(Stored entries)
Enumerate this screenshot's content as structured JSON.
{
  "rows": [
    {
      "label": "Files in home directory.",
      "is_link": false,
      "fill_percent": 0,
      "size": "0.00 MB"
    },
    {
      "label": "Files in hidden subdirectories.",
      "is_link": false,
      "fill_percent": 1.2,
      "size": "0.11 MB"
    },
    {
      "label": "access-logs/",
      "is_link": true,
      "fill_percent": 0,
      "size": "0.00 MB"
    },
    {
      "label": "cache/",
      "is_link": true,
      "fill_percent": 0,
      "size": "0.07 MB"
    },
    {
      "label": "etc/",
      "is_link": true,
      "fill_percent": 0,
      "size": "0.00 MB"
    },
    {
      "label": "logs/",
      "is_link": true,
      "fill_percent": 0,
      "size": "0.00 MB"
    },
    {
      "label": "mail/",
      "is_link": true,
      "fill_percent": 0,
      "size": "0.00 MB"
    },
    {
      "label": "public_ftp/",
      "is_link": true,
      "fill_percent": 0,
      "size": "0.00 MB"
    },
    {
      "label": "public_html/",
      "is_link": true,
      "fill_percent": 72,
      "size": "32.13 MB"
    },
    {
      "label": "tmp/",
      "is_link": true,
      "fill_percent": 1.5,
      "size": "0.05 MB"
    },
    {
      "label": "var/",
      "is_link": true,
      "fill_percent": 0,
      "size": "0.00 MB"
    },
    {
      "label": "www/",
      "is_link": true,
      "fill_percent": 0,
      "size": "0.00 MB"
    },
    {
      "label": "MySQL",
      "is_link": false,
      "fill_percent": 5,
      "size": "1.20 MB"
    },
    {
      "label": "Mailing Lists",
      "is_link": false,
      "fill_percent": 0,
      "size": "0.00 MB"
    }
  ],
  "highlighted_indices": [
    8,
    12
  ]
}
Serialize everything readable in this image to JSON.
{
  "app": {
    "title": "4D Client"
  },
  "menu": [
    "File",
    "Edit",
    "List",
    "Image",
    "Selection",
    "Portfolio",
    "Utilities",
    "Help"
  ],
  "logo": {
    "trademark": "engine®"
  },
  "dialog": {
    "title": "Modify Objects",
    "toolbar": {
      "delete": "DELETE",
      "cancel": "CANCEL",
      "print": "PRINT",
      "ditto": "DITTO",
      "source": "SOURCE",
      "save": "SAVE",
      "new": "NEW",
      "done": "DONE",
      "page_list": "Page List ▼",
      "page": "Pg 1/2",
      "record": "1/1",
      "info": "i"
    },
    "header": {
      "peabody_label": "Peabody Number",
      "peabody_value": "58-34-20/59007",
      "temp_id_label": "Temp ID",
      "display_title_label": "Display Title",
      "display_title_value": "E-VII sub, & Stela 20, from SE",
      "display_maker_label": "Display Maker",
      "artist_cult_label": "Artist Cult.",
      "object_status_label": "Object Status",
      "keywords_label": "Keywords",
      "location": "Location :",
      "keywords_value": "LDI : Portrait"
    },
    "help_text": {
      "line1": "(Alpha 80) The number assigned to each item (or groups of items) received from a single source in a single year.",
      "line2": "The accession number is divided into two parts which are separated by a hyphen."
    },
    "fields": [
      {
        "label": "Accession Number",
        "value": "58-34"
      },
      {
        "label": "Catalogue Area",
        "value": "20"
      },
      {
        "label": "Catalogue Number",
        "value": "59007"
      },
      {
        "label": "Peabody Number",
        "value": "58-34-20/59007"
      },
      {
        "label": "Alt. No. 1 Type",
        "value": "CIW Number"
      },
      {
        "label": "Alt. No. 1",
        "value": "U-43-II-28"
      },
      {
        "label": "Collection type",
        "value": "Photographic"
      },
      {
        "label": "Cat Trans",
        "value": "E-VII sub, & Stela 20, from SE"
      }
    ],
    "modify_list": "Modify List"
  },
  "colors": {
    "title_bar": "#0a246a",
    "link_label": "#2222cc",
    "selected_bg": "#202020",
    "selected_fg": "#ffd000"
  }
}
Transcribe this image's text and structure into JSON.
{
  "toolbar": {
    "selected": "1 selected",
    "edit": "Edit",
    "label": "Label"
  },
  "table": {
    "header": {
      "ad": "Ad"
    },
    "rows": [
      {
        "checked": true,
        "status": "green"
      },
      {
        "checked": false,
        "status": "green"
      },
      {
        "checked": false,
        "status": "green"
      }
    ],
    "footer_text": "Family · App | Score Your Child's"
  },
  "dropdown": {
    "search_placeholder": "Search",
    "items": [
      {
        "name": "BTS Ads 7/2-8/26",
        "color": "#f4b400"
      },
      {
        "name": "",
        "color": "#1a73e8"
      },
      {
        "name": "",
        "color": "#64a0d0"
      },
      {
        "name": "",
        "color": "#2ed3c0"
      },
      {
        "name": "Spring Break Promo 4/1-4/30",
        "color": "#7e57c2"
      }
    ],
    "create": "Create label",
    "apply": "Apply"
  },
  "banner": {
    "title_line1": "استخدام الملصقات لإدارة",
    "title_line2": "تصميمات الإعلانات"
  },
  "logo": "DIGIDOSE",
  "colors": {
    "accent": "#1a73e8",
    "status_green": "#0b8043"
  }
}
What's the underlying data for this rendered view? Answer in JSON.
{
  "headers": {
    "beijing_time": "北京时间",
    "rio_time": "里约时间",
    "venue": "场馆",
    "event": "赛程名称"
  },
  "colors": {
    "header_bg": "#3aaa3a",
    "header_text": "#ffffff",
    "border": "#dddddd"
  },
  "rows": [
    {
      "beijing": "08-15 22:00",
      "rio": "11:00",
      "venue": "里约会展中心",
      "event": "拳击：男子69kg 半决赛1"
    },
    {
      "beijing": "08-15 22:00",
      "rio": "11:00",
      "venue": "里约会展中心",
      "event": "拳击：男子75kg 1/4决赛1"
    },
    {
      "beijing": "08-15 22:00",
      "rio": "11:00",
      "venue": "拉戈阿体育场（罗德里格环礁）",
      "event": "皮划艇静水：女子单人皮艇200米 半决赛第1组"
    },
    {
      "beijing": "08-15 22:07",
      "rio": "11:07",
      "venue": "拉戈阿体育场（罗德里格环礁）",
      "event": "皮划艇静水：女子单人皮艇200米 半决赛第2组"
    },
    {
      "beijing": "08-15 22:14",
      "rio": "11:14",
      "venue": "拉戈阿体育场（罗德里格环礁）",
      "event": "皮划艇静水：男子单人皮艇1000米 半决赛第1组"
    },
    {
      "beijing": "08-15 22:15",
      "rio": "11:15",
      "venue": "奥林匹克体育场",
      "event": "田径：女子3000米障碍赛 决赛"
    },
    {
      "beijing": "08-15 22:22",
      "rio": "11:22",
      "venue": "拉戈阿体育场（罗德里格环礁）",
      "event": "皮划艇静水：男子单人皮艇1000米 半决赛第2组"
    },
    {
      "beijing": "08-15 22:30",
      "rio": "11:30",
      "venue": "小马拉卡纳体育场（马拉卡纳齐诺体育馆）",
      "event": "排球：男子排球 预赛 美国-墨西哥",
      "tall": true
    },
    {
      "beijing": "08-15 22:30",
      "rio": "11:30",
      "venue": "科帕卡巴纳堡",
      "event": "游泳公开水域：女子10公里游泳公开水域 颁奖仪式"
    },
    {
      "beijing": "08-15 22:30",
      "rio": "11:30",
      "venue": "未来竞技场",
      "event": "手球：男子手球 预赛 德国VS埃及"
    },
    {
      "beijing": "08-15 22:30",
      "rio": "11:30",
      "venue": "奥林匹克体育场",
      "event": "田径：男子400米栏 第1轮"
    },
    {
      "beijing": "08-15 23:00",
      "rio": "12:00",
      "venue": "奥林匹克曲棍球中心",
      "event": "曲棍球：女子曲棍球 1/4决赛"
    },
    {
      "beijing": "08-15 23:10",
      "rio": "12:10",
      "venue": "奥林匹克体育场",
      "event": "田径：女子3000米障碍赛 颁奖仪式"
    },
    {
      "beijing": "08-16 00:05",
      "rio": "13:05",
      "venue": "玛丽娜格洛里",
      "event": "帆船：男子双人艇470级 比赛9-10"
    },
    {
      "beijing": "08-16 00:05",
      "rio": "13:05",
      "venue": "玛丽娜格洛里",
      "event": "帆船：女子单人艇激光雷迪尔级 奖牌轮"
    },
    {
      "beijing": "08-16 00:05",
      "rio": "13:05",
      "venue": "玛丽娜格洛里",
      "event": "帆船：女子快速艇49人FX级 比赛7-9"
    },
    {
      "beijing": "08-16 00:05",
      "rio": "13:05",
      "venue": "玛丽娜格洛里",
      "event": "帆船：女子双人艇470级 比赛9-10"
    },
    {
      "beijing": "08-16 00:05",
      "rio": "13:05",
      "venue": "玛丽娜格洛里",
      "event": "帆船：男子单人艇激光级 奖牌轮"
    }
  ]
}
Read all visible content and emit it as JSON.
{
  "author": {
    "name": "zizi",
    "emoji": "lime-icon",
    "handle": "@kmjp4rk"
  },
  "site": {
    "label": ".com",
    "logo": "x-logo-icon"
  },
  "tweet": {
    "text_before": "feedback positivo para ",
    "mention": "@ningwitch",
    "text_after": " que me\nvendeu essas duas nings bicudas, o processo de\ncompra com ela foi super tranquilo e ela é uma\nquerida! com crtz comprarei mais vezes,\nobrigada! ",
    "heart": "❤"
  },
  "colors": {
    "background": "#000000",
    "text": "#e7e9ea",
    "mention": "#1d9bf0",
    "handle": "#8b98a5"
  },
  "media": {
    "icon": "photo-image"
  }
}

» **What is asked**: Of the lines in the entries, how many include the word "JSON"? State only the number.

» **Task output**: 5